* **Raw records**
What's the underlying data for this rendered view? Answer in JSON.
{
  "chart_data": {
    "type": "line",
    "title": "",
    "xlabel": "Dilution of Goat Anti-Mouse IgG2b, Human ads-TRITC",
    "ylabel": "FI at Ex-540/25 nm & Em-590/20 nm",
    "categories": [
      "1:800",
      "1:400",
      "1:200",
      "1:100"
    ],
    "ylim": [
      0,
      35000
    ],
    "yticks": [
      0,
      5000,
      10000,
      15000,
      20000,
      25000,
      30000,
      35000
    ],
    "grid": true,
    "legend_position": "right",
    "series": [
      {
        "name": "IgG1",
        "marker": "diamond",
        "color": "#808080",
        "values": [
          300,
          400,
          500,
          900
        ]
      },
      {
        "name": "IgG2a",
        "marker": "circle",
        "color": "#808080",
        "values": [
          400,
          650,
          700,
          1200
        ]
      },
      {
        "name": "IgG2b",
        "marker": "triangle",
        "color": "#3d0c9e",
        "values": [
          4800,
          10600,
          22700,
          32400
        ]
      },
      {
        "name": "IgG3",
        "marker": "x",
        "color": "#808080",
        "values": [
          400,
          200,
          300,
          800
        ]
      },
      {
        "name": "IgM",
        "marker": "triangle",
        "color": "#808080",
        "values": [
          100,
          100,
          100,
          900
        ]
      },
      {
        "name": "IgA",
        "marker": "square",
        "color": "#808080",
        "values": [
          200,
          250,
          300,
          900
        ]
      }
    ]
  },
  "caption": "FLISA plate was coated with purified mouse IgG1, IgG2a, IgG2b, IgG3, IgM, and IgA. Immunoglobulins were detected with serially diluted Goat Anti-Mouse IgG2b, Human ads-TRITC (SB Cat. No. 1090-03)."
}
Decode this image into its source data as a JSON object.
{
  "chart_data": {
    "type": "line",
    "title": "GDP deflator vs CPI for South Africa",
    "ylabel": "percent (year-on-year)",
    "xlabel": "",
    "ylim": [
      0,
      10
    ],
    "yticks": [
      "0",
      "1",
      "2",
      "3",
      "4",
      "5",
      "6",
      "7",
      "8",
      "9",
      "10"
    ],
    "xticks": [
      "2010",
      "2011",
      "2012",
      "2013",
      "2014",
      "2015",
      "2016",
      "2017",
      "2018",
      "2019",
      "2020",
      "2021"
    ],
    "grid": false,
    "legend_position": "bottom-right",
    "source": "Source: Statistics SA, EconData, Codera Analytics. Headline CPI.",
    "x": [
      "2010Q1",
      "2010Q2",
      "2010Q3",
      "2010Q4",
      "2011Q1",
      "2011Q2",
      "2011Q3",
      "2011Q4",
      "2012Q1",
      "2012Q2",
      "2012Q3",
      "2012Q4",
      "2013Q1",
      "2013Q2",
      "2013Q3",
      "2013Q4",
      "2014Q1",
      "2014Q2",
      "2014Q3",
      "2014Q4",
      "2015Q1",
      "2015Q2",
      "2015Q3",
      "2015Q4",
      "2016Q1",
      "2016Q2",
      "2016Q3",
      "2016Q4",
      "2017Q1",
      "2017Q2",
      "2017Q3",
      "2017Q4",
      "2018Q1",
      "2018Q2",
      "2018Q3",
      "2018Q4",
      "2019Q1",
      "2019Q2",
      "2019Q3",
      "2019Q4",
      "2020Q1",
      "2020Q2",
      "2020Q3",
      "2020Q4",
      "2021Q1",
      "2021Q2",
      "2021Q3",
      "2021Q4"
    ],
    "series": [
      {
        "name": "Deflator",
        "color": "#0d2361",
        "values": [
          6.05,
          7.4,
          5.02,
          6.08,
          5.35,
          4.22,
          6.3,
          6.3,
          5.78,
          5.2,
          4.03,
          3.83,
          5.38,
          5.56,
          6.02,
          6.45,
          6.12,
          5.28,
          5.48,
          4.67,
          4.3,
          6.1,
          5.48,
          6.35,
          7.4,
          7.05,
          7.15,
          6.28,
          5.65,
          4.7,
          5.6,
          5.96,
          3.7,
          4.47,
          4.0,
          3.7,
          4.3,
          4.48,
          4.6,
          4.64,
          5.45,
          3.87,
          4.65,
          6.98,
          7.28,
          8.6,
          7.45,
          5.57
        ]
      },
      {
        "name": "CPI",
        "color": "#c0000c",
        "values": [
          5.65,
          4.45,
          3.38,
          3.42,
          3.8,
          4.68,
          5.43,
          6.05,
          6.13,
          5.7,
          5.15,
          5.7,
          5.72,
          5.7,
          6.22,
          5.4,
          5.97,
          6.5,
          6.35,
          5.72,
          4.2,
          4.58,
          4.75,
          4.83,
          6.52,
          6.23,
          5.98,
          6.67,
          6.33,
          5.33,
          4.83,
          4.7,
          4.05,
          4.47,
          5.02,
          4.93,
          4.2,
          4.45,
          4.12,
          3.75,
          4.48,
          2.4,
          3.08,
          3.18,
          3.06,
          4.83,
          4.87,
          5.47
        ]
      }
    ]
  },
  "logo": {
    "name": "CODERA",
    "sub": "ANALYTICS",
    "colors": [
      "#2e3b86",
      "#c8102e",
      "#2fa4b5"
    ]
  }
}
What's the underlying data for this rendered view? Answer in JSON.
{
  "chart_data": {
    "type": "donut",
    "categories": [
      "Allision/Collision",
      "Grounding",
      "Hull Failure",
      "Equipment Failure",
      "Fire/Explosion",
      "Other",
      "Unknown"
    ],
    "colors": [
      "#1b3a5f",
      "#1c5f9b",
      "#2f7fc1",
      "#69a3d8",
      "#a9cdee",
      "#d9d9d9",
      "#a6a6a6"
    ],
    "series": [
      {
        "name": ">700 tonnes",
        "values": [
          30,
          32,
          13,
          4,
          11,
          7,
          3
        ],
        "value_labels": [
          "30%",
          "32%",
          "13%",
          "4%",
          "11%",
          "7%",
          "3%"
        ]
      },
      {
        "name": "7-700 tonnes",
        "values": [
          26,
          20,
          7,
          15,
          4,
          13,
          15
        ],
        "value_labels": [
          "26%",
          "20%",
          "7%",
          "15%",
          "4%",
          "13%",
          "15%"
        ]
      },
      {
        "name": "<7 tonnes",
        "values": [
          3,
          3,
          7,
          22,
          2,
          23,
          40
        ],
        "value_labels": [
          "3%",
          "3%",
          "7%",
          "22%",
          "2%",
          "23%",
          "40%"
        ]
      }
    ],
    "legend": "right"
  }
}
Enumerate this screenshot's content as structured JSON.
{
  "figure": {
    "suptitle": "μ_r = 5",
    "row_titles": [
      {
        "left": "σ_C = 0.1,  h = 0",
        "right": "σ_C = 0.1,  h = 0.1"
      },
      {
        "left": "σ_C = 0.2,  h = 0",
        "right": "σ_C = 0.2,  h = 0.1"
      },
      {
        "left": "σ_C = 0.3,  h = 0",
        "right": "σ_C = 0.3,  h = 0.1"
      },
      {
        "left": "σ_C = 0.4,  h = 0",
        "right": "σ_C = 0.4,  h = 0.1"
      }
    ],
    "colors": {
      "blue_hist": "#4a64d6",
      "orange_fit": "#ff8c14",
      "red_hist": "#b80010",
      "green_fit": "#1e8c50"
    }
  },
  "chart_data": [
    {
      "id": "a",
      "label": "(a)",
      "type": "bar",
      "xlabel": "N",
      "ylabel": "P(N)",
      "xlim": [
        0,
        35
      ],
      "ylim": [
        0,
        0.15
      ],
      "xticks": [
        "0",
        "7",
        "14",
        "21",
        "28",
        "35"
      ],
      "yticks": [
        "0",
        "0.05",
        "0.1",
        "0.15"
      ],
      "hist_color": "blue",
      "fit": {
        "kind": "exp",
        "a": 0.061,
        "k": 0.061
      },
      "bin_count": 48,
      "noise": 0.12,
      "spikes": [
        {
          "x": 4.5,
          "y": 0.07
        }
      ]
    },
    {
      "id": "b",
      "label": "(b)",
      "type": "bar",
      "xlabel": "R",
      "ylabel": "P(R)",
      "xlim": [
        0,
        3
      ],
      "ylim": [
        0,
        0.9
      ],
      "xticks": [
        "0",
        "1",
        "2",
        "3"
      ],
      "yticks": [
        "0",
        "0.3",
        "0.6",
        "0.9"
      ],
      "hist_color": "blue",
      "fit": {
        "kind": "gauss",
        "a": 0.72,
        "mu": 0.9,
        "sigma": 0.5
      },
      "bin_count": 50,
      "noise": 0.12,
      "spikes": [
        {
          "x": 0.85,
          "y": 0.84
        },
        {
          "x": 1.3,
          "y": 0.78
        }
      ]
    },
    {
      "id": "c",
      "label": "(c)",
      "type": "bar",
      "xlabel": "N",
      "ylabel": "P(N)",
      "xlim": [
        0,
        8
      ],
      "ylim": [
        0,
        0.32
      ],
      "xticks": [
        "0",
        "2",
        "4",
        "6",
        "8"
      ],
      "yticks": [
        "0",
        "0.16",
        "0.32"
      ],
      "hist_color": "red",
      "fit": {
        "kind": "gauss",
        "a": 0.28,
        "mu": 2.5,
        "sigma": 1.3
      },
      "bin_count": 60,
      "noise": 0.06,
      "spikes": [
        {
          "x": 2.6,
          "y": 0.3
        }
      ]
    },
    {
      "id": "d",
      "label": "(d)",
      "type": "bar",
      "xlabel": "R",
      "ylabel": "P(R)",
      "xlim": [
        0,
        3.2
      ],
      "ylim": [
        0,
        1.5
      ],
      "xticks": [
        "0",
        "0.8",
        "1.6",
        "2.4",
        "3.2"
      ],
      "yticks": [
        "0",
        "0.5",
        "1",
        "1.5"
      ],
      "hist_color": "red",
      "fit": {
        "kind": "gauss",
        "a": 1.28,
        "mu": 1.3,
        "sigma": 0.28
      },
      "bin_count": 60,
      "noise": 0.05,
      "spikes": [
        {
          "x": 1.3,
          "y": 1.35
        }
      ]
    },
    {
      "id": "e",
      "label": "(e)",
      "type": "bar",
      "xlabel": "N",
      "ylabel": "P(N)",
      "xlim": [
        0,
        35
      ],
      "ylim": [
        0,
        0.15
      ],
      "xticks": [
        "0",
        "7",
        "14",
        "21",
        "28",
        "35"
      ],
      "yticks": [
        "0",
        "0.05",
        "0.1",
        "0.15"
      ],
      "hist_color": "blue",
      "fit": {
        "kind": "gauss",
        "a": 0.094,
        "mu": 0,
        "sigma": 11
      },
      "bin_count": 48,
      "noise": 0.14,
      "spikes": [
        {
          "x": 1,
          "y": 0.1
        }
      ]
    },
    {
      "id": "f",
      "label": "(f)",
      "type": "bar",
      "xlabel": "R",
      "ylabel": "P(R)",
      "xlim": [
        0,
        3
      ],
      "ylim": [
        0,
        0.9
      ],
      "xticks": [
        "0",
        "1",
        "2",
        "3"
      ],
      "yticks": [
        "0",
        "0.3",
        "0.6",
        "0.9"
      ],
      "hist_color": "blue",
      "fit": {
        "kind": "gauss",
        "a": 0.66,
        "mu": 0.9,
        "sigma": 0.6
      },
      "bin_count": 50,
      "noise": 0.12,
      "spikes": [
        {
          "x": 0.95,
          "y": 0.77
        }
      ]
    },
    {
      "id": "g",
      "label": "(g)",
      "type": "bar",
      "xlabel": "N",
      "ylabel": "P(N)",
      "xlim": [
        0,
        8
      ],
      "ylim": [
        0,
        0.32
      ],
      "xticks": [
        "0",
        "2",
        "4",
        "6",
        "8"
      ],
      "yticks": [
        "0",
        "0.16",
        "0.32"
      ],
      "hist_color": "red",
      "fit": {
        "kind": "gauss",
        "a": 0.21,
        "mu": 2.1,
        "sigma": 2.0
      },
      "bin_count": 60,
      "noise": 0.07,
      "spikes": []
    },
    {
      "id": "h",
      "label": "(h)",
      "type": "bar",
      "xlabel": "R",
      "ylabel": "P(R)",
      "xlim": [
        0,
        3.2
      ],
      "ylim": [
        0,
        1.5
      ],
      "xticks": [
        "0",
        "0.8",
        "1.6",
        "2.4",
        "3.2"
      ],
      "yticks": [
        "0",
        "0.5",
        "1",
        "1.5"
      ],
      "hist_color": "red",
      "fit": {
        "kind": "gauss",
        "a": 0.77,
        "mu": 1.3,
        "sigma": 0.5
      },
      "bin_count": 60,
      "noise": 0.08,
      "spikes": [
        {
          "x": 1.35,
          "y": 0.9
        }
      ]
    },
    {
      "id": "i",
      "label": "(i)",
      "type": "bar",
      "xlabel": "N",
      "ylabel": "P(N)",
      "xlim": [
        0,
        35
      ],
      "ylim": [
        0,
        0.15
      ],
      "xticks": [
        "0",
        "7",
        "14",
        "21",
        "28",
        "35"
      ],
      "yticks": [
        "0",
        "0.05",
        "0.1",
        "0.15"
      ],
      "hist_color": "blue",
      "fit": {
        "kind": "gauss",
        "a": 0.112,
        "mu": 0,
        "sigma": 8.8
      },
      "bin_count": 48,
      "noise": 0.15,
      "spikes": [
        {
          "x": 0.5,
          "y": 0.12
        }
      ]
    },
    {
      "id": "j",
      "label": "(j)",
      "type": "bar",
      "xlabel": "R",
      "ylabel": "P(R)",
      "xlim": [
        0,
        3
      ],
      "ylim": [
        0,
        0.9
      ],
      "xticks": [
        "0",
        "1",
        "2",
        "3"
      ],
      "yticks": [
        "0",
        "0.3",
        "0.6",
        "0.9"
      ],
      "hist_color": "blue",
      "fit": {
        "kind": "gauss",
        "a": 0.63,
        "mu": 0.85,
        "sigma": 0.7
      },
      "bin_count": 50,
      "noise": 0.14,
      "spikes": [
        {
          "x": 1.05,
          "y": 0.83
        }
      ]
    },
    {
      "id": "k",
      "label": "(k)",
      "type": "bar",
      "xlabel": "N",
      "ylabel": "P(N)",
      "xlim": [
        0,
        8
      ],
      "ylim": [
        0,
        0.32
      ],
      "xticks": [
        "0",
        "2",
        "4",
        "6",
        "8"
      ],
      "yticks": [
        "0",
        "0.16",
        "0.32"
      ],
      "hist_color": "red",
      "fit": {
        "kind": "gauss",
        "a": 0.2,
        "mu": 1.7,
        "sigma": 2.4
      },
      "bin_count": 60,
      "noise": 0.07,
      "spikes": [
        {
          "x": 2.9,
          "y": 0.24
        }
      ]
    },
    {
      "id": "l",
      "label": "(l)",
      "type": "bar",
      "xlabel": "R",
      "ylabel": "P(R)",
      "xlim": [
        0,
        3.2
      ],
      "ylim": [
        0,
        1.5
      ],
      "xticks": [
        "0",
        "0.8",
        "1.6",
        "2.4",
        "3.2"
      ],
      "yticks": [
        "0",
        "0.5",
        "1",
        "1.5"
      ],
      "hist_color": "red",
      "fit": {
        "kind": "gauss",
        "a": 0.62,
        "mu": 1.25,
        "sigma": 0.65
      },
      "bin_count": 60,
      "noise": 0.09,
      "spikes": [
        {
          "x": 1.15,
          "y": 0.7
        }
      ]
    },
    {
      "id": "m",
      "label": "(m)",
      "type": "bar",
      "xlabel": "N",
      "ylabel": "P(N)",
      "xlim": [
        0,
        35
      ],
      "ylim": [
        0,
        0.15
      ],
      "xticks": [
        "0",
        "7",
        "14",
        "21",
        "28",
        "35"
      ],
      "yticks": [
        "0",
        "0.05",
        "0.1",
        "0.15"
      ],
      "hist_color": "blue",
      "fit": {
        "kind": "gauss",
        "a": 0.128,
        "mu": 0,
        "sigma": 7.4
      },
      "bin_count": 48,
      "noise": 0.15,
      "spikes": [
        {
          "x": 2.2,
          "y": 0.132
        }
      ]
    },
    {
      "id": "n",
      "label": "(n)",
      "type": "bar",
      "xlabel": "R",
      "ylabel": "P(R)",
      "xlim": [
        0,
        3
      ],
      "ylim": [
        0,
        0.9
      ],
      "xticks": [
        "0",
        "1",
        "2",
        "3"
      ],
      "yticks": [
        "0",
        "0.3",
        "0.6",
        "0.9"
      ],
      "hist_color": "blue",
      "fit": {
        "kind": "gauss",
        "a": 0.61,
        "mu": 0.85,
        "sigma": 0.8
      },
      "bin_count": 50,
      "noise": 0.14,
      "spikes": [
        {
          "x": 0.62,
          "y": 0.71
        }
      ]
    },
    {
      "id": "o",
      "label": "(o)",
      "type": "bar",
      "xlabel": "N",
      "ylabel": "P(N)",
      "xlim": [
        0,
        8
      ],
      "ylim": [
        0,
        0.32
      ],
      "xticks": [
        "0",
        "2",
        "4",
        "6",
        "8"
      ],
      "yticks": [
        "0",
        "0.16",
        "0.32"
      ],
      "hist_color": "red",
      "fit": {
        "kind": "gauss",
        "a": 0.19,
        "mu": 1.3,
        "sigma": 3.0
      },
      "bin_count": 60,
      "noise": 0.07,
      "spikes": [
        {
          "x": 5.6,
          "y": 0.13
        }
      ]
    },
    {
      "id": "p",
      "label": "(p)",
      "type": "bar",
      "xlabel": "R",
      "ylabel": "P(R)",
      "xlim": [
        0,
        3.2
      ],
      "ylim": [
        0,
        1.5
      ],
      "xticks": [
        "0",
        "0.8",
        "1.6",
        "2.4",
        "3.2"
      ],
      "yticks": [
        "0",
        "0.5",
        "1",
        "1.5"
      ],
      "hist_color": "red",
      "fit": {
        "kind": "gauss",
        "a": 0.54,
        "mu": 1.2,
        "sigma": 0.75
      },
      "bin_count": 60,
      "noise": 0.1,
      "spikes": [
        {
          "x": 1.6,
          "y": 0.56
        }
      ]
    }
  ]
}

* **Required task**
Write the number of lines containing the word "right" and nothing besides it.

* **Task answer**
7